Exercise aim >> Select all lines with the string "nhất" in them, and copy those lines.

Material for the task >>

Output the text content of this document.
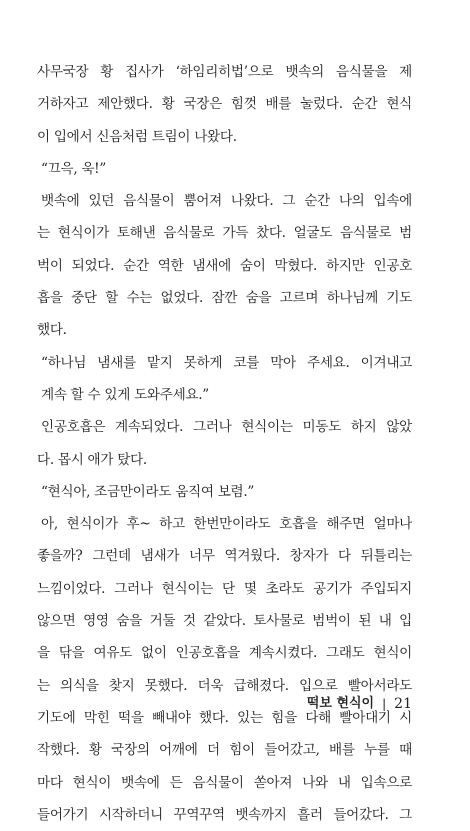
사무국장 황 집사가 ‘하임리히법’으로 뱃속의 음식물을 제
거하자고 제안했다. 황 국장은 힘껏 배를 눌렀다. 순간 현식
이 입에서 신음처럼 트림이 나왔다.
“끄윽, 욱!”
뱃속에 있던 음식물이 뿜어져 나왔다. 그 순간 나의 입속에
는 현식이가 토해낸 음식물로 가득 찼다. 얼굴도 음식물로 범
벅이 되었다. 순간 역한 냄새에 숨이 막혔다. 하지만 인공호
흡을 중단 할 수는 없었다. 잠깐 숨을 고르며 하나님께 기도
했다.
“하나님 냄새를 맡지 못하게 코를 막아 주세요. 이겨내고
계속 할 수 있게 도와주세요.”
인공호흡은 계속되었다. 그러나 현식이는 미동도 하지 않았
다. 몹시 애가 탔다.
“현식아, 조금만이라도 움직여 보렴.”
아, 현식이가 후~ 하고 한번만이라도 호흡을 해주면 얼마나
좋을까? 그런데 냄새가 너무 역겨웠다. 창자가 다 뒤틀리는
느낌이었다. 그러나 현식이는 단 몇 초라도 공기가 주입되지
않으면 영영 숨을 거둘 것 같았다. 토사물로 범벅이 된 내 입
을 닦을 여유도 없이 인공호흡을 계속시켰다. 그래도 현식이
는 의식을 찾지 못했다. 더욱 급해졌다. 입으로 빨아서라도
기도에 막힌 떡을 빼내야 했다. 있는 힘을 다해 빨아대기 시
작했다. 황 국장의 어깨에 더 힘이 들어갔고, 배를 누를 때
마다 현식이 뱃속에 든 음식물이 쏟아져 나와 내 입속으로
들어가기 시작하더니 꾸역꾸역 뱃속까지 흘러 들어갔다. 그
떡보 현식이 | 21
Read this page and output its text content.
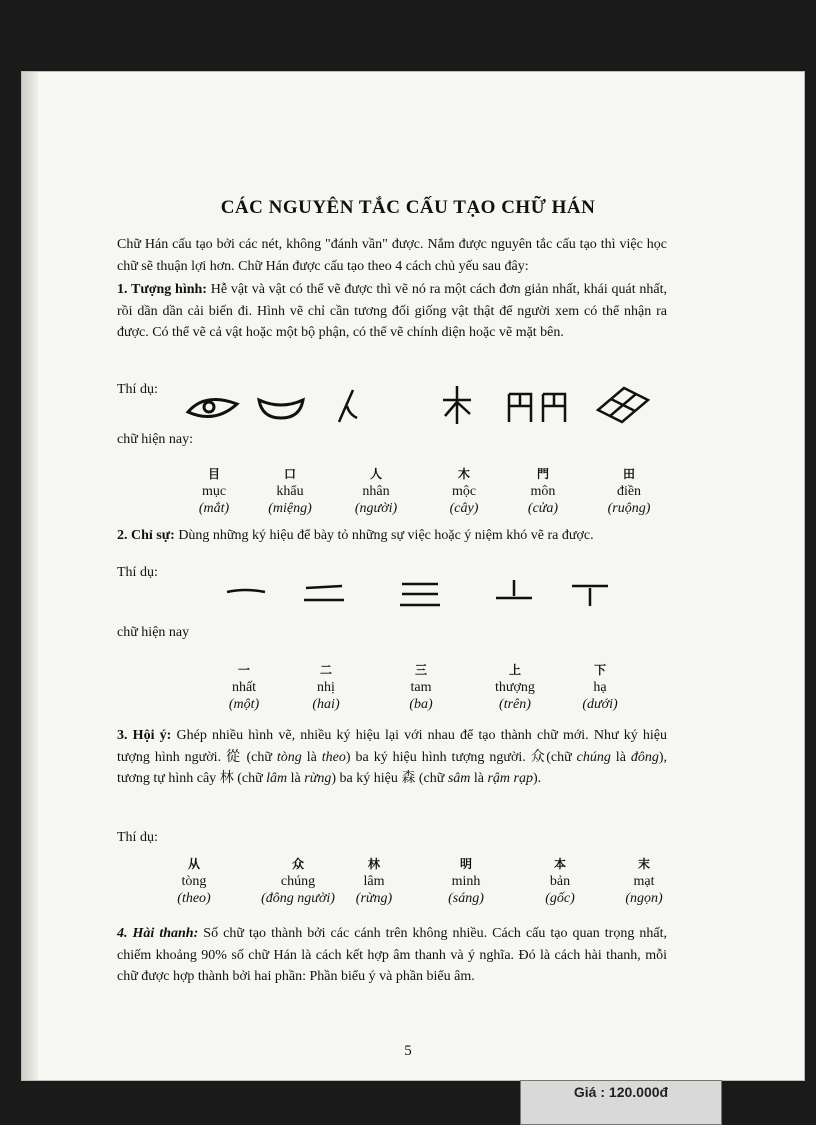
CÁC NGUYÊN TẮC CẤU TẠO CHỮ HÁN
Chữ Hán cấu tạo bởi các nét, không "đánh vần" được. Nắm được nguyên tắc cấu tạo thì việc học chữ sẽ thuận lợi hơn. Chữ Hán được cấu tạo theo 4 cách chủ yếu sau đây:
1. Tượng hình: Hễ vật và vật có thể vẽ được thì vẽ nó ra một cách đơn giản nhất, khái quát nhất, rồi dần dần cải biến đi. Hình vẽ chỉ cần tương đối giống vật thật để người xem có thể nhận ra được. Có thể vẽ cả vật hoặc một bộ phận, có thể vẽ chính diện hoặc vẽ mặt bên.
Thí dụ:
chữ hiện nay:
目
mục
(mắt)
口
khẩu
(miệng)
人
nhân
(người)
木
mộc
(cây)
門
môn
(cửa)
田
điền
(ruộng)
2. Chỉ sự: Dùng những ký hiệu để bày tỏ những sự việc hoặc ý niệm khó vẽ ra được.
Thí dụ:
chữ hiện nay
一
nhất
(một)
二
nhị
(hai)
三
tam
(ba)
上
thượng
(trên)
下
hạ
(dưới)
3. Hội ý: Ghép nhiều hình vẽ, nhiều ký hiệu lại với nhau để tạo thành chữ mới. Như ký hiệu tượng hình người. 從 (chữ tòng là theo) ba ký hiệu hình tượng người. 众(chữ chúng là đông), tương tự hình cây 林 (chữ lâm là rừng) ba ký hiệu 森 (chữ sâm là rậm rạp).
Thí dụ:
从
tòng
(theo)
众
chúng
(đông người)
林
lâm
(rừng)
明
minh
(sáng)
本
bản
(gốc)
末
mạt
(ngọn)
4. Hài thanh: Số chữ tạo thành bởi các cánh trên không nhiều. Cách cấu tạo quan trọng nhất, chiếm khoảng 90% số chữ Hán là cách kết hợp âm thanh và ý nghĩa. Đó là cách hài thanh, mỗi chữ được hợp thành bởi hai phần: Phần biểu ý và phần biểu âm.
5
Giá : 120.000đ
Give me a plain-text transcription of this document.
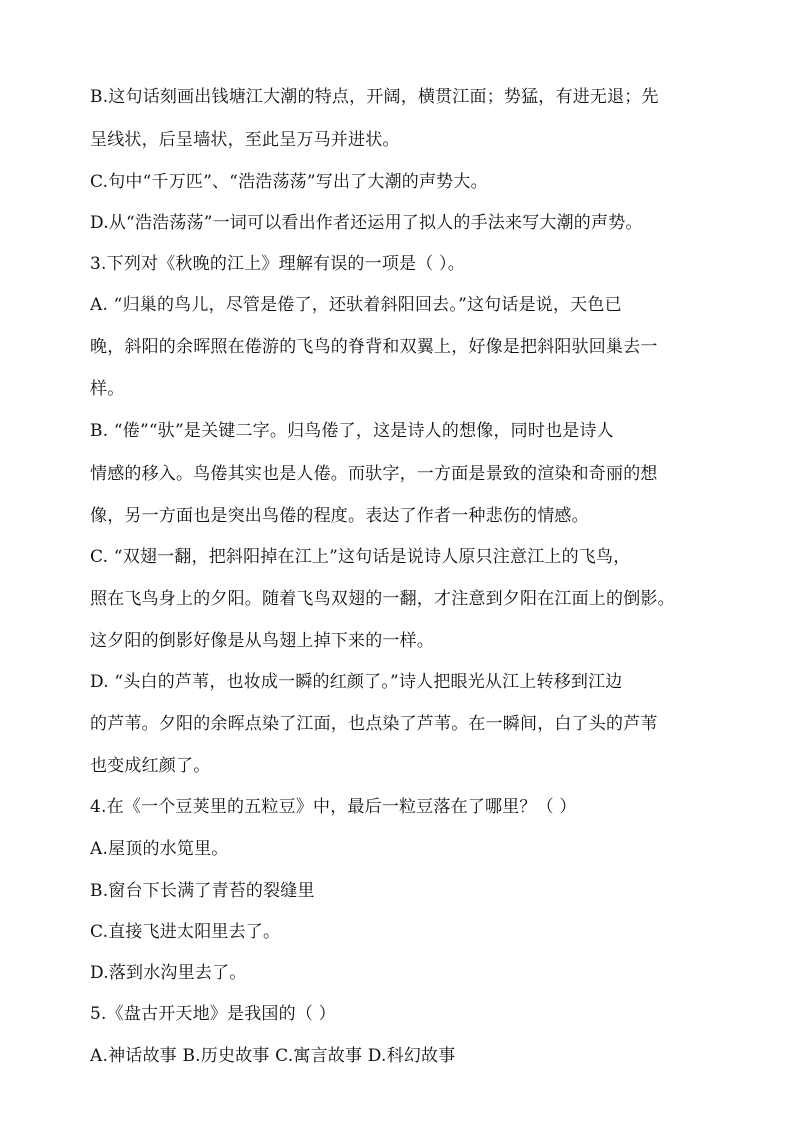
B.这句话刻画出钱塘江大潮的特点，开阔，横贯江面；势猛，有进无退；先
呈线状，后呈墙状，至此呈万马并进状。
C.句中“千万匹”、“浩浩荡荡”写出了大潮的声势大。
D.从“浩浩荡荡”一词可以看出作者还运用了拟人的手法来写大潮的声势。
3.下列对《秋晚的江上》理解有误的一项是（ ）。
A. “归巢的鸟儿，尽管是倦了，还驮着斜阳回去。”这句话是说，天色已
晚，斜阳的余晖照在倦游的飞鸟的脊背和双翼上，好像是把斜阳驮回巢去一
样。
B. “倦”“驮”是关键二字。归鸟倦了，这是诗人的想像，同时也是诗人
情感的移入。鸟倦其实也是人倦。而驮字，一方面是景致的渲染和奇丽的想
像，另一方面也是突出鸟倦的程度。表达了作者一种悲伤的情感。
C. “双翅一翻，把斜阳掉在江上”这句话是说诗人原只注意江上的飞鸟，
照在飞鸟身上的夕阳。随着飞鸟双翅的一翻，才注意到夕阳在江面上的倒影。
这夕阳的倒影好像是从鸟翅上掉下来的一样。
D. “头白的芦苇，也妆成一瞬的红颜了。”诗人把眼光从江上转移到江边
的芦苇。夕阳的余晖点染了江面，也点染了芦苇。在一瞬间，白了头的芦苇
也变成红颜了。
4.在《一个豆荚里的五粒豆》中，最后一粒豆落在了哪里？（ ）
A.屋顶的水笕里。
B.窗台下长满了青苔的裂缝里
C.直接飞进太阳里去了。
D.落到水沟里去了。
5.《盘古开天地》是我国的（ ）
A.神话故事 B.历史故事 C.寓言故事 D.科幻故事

Full solution >>
1. Tượng hình: Hễ vật và vật có thể vẽ được thì vẽ nó ra một cách đơn giản nhất, khái quát nhất, rồi dần dần cải biến đi. Hình vẽ chỉ cần tương đối giống vật thật để người xem có thể nhận ra được. Có thể vẽ cả vật hoặc một bộ phận, có thể vẽ chính diện hoặc vẽ mặt bên.
nhất
4. Hài thanh: Số chữ tạo thành bởi các cánh trên không nhiều. Cách cấu tạo quan trọng nhất, chiếm khoảng 90% số chữ Hán là cách kết hợp âm thanh và ý nghĩa. Đó là cách hài thanh, mỗi chữ được hợp thành bởi hai phần: Phần biểu ý và phần biểu âm.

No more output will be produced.